§ **PROBLEM STATEMENT**:
Write out the entries below once more, exactly.

§ **RECORDS FOR PROCESSING**:

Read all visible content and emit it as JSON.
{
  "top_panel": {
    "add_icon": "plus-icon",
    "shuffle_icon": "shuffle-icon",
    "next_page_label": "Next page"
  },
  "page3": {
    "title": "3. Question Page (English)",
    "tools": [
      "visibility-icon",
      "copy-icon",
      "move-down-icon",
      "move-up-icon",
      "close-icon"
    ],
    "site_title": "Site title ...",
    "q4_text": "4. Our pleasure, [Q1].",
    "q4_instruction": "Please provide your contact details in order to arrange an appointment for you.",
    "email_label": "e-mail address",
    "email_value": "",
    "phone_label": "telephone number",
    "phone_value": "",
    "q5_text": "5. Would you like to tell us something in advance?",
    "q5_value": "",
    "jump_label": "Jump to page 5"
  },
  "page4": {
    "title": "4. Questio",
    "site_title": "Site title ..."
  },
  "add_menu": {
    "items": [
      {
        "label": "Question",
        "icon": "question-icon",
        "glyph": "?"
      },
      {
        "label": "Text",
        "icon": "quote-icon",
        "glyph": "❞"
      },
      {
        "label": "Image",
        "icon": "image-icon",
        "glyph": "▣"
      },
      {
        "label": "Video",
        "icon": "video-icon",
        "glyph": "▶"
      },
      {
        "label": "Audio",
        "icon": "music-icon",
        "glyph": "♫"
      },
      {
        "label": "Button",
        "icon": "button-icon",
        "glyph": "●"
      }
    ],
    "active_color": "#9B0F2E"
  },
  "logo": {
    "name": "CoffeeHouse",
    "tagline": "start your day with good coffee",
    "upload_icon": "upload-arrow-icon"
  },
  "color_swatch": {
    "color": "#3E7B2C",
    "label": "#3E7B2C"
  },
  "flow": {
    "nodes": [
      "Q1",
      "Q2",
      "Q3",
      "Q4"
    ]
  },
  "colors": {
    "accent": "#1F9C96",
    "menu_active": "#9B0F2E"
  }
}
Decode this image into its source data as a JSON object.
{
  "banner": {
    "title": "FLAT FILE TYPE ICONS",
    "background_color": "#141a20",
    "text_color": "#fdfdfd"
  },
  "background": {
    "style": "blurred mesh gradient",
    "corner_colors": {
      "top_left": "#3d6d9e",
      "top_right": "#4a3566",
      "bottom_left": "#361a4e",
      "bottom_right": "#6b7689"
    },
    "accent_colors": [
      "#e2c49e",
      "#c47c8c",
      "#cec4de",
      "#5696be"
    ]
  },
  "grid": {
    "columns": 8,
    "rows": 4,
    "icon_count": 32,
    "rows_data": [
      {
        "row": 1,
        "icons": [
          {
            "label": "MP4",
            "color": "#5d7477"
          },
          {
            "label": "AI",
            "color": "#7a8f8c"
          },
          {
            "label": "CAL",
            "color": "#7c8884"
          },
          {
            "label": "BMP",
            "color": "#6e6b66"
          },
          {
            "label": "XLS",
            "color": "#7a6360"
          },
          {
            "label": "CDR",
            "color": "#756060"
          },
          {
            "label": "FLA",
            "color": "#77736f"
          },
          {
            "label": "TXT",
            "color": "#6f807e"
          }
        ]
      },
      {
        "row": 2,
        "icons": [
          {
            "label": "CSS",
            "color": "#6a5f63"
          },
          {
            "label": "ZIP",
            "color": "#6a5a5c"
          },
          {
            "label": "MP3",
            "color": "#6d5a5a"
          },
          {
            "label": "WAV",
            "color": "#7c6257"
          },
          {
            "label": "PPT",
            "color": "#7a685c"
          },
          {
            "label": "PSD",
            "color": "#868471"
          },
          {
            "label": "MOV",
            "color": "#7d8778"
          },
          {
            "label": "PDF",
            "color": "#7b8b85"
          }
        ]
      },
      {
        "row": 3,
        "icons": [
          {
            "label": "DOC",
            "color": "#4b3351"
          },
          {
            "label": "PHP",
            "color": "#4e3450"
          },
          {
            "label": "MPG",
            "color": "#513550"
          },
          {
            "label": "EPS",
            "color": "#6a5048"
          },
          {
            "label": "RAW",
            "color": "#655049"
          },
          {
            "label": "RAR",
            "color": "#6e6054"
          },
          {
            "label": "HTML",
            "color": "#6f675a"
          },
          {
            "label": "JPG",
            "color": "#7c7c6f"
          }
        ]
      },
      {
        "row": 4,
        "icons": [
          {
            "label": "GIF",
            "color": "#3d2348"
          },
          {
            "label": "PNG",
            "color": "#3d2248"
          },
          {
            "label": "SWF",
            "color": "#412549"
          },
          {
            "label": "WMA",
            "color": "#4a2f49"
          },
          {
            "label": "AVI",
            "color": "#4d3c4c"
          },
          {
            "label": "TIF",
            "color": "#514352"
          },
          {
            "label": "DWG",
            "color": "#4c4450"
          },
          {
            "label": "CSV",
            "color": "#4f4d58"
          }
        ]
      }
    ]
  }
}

§ **CORRECT RESULT**:
Read all visible content and emit it as JSON.
{
  "top_panel": {
    "add_icon": "plus-icon",
    "shuffle_icon": "shuffle-icon",
    "next_page_label": "Next page"
  },
  "page3": {
    "title": "3. Question Page (English)",
    "tools": [
      "visibility-icon",
      "copy-icon",
      "move-down-icon",
      "move-up-icon",
      "close-icon"
    ],
    "site_title": "Site title ...",
    "q4_text": "4. Our pleasure, [Q1].",
    "q4_instruction": "Please provide your contact details in order to arrange an appointment for you.",
    "email_label": "e-mail address",
    "email_value": "",
    "phone_label": "telephone number",
    "phone_value": "",
    "q5_text": "5. Would you like to tell us something in advance?",
    "q5_value": "",
    "jump_label": "Jump to page 5"
  },
  "page4": {
    "title": "4. Questio",
    "site_title": "Site title ..."
  },
  "add_menu": {
    "items": [
      {
        "label": "Question",
        "icon": "question-icon",
        "glyph": "?"
      },
      {
        "label": "Text",
        "icon": "quote-icon",
        "glyph": "❞"
      },
      {
        "label": "Image",
        "icon": "image-icon",
        "glyph": "▣"
      },
      {
        "label": "Video",
        "icon": "video-icon",
        "glyph": "▶"
      },
      {
        "label": "Audio",
        "icon": "music-icon",
        "glyph": "♫"
      },
      {
        "label": "Button",
        "icon": "button-icon",
        "glyph": "●"
      }
    ],
    "active_color": "#9B0F2E"
  },
  "logo": {
    "name": "CoffeeHouse",
    "tagline": "start your day with good coffee",
    "upload_icon": "upload-arrow-icon"
  },
  "color_swatch": {
    "color": "#3E7B2C",
    "label": "#3E7B2C"
  },
  "flow": {
    "nodes": [
      "Q1",
      "Q2",
      "Q3",
      "Q4"
    ]
  },
  "colors": {
    "accent": "#1F9C96",
    "menu_active": "#9B0F2E"
  }
}
Decode this image into its source data as a JSON object.
{
  "banner": {
    "title": "FLAT FILE TYPE ICONS",
    "background_color": "#141a20",
    "text_color": "#fdfdfd"
  },
  "background": {
    "style": "blurred mesh gradient",
    "corner_colors": {
      "top_left": "#3d6d9e",
      "top_right": "#4a3566",
      "bottom_left": "#361a4e",
      "bottom_right": "#6b7689"
    },
    "accent_colors": [
      "#e2c49e",
      "#c47c8c",
      "#cec4de",
      "#5696be"
    ]
  },
  "grid": {
    "columns": 8,
    "rows": 4,
    "icon_count": 32,
    "rows_data": [
      {
        "row": 1,
        "icons": [
          {
            "label": "MP4",
            "color": "#5d7477"
          },
          {
            "label": "AI",
            "color": "#7a8f8c"
          },
          {
            "label": "CAL",
            "color": "#7c8884"
          },
          {
            "label": "BMP",
            "color": "#6e6b66"
          },
          {
            "label": "XLS",
            "color": "#7a6360"
          },
          {
            "label": "CDR",
            "color": "#756060"
          },
          {
            "label": "FLA",
            "color": "#77736f"
          },
          {
            "label": "TXT",
            "color": "#6f807e"
          }
        ]
      },
      {
        "row": 2,
        "icons": [
          {
            "label": "CSS",
            "color": "#6a5f63"
          },
          {
            "label": "ZIP",
            "color": "#6a5a5c"
          },
          {
            "label": "MP3",
            "color": "#6d5a5a"
          },
          {
            "label": "WAV",
            "color": "#7c6257"
          },
          {
            "label": "PPT",
            "color": "#7a685c"
          },
          {
            "label": "PSD",
            "color": "#868471"
          },
          {
            "label": "MOV",
            "color": "#7d8778"
          },
          {
            "label": "PDF",
            "color": "#7b8b85"
          }
        ]
      },
      {
        "row": 3,
        "icons": [
          {
            "label": "DOC",
            "color": "#4b3351"
          },
          {
            "label": "PHP",
            "color": "#4e3450"
          },
          {
            "label": "MPG",
            "color": "#513550"
          },
          {
            "label": "EPS",
            "color": "#6a5048"
          },
          {
            "label": "RAW",
            "color": "#655049"
          },
          {
            "label": "RAR",
            "color": "#6e6054"
          },
          {
            "label": "HTML",
            "color": "#6f675a"
          },
          {
            "label": "JPG",
            "color": "#7c7c6f"
          }
        ]
      },
      {
        "row": 4,
        "icons": [
          {
            "label": "GIF",
            "color": "#3d2348"
          },
          {
            "label": "PNG",
            "color": "#3d2248"
          },
          {
            "label": "SWF",
            "color": "#412549"
          },
          {
            "label": "WMA",
            "color": "#4a2f49"
          },
          {
            "label": "AVI",
            "color": "#4d3c4c"
          },
          {
            "label": "TIF",
            "color": "#514352"
          },
          {
            "label": "DWG",
            "color": "#4c4450"
          },
          {
            "label": "CSV",
            "color": "#4f4d58"
          }
        ]
      }
    ]
  }
}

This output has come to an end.